■ **What you have to do**
In the records below, count every line containing "подобия". Reply with the number only.

■ **Extracted data**
--------------------------------------------------
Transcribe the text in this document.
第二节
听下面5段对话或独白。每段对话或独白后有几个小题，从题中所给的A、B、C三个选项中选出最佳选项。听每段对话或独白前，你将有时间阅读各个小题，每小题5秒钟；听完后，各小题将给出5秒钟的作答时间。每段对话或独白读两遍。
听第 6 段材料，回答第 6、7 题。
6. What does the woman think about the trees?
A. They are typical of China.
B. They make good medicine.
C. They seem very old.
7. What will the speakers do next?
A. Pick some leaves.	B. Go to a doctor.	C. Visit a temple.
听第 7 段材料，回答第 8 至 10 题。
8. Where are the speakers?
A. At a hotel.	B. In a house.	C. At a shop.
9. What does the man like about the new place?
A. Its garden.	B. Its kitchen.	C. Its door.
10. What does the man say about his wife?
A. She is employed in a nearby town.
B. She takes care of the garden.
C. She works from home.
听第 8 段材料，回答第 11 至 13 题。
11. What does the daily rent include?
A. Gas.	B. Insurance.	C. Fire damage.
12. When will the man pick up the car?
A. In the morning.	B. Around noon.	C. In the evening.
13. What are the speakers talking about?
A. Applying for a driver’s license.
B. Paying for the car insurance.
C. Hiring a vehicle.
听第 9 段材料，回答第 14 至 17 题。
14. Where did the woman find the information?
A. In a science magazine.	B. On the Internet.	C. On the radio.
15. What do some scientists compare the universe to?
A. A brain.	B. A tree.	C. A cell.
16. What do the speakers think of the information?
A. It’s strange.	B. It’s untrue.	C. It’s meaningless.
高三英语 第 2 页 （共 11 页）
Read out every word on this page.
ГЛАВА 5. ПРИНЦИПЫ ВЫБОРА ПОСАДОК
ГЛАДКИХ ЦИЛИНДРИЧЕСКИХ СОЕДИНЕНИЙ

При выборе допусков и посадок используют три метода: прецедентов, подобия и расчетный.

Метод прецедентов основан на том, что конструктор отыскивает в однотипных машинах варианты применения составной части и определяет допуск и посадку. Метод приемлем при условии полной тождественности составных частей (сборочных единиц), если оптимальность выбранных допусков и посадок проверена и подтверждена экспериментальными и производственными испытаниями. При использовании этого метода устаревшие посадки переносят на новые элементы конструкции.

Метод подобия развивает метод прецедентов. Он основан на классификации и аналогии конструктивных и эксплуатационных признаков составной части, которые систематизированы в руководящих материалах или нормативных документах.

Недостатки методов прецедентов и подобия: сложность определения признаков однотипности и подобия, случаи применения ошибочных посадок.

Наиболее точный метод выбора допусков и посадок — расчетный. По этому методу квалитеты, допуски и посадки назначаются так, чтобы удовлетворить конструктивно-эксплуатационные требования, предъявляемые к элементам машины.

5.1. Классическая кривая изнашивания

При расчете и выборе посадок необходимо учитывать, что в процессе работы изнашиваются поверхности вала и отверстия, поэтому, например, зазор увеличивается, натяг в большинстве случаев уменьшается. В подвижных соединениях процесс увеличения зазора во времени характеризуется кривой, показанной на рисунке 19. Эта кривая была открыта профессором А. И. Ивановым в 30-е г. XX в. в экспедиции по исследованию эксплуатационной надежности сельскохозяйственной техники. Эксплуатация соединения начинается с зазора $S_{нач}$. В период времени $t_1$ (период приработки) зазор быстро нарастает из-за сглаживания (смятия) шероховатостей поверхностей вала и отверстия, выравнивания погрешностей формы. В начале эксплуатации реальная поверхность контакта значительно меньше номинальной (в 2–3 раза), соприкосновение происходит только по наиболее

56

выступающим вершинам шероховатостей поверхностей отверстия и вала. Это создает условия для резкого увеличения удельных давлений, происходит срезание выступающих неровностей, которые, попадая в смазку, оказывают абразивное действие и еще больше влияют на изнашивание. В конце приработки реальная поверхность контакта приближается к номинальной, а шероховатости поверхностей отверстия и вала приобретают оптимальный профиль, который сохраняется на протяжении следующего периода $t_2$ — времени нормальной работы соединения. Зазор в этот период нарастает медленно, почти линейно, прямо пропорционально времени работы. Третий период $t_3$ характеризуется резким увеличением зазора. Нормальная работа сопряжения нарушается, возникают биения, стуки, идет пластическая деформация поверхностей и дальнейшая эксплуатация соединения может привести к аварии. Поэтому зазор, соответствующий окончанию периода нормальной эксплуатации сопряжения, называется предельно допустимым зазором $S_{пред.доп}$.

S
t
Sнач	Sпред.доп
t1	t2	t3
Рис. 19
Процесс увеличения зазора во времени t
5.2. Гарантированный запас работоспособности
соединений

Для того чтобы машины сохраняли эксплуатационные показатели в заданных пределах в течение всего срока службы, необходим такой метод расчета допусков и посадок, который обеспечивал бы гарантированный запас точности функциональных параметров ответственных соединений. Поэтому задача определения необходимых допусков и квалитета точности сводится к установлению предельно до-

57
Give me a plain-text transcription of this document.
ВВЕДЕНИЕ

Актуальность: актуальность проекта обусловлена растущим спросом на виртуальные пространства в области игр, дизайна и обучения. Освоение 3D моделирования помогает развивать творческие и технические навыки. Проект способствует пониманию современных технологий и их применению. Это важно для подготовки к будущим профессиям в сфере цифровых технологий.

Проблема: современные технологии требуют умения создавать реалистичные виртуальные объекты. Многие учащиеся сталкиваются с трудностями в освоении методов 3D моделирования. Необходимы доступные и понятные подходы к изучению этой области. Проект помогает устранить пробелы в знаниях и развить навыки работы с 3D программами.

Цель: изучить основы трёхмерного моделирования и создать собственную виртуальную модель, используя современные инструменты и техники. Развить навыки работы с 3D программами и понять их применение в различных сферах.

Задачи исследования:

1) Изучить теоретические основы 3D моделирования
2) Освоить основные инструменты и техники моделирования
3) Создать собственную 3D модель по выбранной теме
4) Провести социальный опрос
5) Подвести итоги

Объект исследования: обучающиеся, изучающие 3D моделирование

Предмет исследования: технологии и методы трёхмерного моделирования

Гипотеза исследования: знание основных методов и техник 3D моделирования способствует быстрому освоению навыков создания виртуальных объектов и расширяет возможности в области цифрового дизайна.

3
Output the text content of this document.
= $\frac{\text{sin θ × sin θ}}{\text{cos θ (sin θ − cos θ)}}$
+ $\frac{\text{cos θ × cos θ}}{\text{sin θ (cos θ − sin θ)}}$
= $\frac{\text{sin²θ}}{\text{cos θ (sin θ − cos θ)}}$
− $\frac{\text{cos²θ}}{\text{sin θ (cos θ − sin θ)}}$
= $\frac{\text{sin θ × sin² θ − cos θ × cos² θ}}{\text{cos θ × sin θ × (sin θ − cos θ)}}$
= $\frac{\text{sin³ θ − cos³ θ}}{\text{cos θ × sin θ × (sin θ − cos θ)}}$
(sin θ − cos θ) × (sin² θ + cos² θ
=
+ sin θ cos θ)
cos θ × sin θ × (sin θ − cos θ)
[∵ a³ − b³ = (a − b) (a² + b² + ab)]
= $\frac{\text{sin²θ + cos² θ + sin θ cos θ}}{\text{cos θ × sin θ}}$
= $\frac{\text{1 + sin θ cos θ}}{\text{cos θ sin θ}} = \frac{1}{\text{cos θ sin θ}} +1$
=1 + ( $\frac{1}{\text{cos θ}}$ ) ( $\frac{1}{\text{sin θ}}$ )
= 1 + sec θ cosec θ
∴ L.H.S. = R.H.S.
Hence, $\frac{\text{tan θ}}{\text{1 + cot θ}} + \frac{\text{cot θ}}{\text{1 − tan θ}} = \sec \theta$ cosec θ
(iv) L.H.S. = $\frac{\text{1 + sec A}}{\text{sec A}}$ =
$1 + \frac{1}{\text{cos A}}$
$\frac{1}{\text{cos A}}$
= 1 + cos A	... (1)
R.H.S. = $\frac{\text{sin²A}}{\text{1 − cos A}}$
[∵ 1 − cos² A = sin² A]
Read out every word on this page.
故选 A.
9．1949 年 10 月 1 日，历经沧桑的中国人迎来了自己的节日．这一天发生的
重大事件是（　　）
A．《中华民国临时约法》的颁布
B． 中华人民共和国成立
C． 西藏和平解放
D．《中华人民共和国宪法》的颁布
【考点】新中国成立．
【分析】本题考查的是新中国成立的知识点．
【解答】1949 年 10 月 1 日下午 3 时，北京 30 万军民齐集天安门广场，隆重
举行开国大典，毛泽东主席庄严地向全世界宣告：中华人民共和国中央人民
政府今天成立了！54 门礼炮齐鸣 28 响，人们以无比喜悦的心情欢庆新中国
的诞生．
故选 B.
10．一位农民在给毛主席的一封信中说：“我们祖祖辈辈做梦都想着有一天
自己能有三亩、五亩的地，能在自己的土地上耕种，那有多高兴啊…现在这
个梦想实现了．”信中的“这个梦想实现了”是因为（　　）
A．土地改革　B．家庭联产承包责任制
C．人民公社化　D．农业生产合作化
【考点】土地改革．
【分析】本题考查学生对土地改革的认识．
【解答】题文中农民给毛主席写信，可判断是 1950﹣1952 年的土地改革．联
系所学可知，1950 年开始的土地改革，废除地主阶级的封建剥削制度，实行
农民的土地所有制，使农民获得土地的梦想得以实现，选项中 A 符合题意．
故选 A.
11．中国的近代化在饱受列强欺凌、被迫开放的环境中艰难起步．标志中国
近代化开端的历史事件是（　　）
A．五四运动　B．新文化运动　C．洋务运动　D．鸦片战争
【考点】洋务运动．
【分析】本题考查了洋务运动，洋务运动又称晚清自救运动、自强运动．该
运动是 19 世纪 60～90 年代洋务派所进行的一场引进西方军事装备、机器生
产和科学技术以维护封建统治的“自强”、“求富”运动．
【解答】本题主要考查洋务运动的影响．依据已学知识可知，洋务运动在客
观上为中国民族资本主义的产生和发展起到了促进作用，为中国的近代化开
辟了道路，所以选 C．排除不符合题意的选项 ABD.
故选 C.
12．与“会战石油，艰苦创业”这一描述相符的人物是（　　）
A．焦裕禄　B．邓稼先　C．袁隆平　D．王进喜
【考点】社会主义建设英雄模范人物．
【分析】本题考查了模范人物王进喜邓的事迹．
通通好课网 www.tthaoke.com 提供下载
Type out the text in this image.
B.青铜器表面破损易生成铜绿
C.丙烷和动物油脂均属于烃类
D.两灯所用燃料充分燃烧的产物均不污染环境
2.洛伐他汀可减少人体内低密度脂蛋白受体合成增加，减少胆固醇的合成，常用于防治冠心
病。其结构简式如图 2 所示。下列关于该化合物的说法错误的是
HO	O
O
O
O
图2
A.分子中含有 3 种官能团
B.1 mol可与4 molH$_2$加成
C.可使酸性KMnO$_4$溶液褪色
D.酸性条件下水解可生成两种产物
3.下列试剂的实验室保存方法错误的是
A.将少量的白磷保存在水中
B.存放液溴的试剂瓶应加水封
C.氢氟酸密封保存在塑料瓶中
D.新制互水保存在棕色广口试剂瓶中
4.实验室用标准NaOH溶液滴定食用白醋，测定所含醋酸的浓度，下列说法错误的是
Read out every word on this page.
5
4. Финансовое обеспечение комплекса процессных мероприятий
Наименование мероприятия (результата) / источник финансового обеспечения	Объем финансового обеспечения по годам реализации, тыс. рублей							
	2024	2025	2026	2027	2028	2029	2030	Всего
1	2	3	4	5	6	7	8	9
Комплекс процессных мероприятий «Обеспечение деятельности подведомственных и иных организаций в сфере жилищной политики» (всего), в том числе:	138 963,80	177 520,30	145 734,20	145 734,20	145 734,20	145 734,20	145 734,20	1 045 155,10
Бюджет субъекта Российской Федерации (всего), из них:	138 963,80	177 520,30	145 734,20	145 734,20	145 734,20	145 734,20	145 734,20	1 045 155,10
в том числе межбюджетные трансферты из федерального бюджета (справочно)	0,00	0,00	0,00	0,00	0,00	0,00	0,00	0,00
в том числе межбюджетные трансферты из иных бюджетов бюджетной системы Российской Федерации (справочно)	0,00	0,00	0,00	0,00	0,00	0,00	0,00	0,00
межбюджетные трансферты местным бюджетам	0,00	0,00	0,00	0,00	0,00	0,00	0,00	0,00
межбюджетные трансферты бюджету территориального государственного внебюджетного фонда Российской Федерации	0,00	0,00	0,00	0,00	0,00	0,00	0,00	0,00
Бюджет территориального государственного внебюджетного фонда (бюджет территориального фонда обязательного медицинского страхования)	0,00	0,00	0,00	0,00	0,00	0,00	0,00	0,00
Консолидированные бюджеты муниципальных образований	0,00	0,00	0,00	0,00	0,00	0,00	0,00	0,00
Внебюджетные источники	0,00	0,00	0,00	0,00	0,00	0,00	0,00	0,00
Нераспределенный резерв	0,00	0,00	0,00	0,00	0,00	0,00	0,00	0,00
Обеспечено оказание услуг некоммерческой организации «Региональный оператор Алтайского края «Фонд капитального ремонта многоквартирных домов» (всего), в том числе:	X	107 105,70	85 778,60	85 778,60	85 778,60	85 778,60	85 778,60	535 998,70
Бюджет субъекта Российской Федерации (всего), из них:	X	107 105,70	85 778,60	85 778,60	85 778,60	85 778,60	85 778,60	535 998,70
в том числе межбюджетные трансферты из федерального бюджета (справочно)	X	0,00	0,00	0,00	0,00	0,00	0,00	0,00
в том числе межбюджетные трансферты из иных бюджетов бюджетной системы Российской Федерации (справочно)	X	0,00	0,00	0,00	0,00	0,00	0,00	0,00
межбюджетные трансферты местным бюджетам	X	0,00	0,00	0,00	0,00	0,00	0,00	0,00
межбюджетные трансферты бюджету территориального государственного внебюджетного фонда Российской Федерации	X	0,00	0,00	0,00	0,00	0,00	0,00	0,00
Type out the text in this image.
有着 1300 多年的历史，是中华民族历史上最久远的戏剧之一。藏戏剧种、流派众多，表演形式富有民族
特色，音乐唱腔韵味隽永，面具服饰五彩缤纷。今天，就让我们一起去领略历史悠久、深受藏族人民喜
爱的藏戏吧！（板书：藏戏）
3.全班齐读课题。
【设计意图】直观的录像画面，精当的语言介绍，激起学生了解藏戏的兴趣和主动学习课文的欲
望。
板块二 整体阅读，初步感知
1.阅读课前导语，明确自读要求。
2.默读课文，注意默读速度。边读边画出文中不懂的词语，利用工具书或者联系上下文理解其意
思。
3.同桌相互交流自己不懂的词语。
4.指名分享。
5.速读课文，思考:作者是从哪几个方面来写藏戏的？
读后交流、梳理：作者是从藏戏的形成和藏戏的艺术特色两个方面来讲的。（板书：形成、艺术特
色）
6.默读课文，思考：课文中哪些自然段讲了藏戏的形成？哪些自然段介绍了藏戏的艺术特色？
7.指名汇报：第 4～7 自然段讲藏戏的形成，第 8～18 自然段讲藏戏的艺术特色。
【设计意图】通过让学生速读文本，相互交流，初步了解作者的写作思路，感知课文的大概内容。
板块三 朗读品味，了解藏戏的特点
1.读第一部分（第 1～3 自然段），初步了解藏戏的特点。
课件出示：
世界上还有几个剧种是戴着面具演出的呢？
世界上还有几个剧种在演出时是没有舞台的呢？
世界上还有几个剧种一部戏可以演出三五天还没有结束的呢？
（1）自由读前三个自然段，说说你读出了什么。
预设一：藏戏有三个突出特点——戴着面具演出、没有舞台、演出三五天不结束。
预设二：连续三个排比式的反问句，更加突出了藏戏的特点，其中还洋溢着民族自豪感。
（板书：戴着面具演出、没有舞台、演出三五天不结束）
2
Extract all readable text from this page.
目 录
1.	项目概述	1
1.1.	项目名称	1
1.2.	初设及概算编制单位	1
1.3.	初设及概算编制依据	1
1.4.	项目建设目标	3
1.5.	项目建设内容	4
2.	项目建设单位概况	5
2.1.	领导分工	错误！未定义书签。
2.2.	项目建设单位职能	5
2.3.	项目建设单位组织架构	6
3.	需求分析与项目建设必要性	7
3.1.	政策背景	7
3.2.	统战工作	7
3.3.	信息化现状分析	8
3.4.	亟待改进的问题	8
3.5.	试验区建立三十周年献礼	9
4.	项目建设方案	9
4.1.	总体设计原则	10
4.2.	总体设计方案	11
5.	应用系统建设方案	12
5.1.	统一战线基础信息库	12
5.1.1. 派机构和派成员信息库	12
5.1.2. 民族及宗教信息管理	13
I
--------------------------------------------------
■ **Answer to the exercise**
3